- [What to produce]
Copy each line of the records that contains the word "уполномоченного".

==================================================

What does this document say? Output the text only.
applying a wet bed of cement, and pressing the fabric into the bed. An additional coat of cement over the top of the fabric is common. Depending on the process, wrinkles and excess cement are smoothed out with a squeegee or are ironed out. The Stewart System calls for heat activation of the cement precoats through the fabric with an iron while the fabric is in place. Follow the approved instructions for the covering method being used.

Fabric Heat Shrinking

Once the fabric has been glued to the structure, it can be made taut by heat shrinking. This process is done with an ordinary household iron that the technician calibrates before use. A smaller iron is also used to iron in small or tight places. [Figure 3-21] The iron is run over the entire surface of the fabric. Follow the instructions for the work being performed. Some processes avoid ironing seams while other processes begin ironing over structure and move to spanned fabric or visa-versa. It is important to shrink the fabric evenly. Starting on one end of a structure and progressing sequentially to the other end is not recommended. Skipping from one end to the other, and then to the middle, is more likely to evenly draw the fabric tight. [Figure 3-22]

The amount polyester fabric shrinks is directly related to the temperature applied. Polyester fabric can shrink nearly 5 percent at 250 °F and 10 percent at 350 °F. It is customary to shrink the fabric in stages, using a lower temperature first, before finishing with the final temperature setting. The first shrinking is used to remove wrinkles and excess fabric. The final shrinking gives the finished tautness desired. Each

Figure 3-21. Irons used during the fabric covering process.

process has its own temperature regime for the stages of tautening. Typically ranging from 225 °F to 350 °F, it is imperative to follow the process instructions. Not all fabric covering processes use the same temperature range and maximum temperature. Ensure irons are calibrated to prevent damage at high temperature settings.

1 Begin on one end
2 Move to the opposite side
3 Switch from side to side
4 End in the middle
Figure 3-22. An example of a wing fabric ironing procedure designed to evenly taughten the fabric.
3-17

==================================================

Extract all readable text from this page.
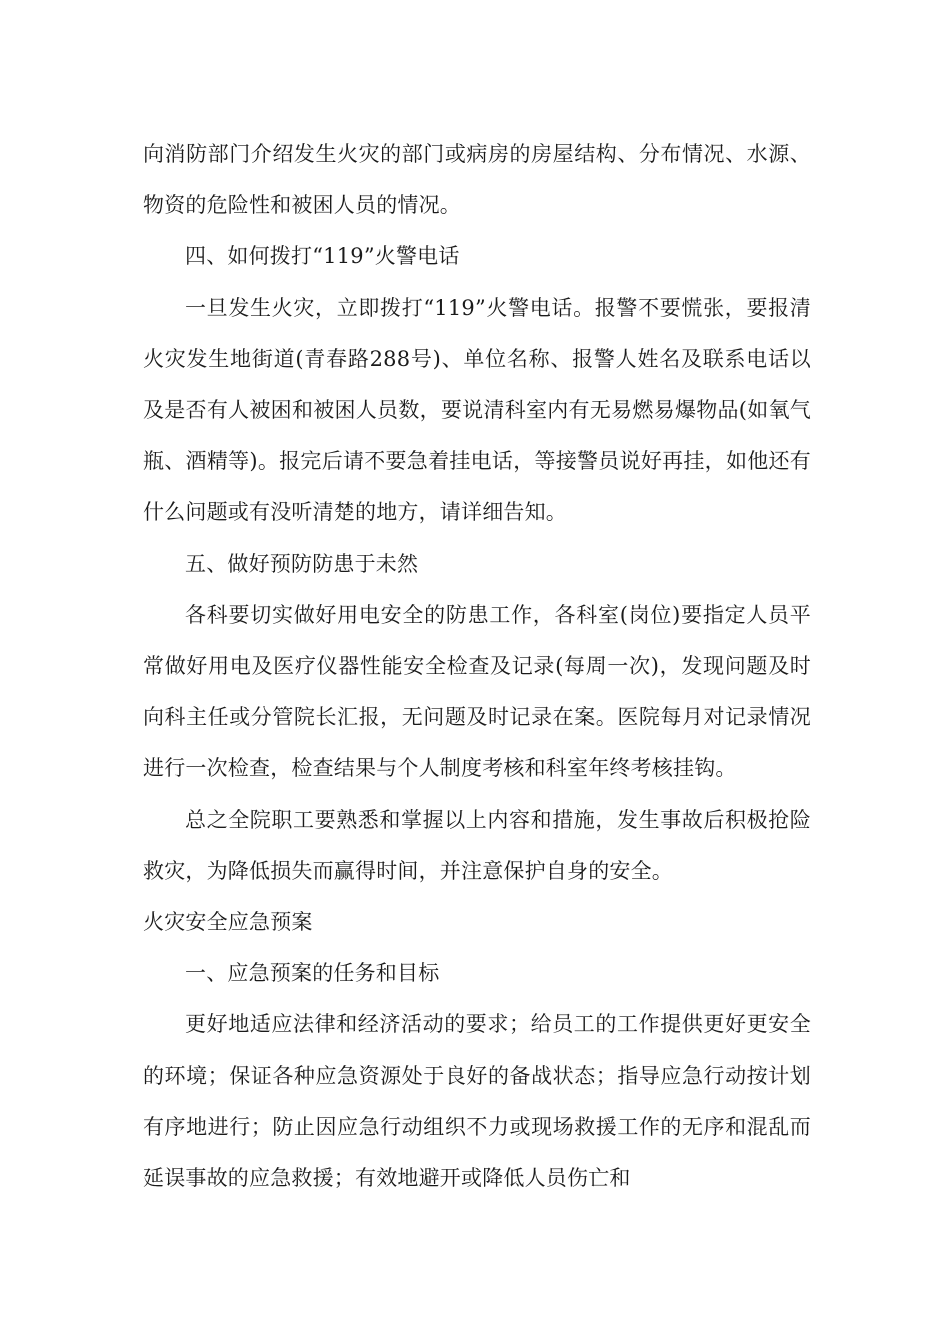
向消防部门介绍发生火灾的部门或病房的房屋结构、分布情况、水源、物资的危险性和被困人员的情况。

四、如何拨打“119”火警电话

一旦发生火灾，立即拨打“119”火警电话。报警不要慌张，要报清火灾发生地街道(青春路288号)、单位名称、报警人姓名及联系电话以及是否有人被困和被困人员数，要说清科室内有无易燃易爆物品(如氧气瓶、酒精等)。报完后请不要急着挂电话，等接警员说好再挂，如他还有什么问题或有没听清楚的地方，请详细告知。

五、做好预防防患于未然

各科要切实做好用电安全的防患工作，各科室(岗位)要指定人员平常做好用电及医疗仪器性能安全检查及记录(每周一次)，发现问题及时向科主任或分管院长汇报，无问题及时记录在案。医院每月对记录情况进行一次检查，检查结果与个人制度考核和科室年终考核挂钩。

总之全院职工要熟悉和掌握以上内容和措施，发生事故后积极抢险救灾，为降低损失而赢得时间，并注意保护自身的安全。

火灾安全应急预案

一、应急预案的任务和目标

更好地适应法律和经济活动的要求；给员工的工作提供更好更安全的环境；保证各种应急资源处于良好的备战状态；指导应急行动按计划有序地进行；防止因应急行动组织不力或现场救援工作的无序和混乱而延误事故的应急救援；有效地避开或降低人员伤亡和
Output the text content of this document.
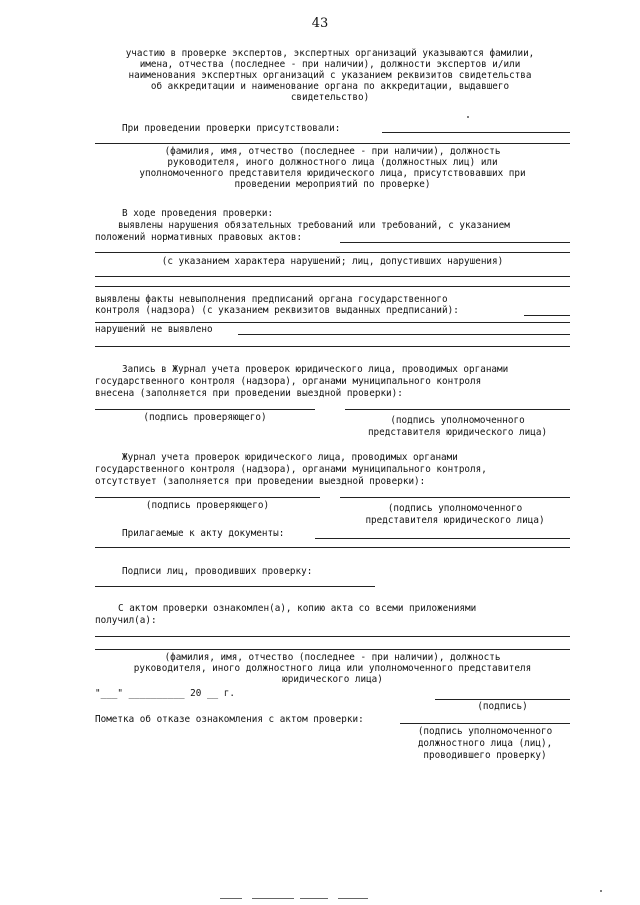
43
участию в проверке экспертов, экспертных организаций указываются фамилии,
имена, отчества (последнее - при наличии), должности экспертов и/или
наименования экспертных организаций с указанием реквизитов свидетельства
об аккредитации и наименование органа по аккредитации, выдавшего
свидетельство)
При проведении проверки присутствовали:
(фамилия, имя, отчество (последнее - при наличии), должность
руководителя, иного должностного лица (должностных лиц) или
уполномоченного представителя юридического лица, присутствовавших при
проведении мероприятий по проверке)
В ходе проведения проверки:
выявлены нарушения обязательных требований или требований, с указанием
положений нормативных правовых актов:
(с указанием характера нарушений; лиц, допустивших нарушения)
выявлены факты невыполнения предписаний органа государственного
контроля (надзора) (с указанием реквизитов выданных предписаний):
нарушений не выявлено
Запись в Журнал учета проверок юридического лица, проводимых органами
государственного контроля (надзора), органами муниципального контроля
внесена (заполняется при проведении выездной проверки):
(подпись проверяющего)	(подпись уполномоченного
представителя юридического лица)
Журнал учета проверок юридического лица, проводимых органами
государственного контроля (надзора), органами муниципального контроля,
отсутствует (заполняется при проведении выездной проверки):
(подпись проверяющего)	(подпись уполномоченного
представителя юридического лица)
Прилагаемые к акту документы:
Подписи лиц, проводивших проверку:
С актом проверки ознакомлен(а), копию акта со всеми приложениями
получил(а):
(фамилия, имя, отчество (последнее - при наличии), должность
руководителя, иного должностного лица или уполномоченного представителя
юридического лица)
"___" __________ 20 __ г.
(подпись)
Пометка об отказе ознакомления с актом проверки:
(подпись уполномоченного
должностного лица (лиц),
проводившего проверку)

==================================================

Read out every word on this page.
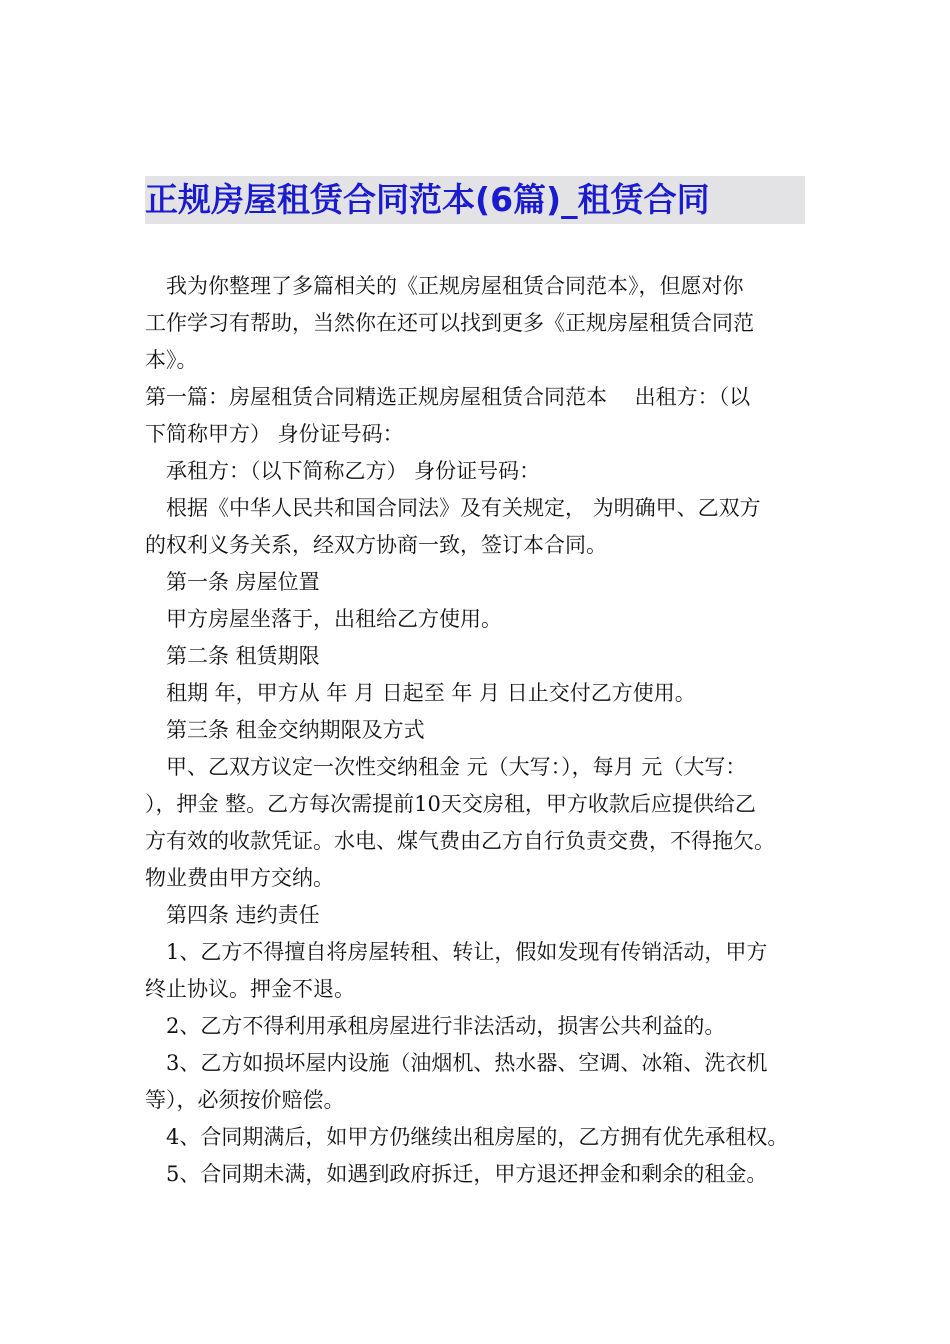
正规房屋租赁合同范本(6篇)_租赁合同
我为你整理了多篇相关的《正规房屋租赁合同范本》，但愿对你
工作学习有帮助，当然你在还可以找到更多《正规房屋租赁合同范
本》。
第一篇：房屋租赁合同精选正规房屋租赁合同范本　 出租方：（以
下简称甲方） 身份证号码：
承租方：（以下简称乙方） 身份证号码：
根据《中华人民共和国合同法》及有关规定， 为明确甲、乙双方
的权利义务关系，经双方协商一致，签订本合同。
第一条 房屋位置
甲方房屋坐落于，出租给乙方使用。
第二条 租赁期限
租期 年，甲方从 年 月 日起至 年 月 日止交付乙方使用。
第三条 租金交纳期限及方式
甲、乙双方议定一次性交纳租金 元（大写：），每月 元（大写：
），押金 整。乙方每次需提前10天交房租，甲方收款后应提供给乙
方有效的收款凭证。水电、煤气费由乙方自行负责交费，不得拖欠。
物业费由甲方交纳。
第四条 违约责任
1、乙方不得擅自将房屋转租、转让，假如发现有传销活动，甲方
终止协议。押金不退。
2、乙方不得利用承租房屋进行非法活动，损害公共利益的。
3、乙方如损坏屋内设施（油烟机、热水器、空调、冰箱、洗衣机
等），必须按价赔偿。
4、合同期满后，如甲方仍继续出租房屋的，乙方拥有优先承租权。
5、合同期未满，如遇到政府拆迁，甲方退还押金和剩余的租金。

==================================================

- [The result]
уполномоченного представителя юридического лица, присутствовавших при
(подпись проверяющего)	(подпись уполномоченного
(подпись проверяющего)	(подпись уполномоченного
руководителя, иного должностного лица или уполномоченного представителя
(подпись уполномоченного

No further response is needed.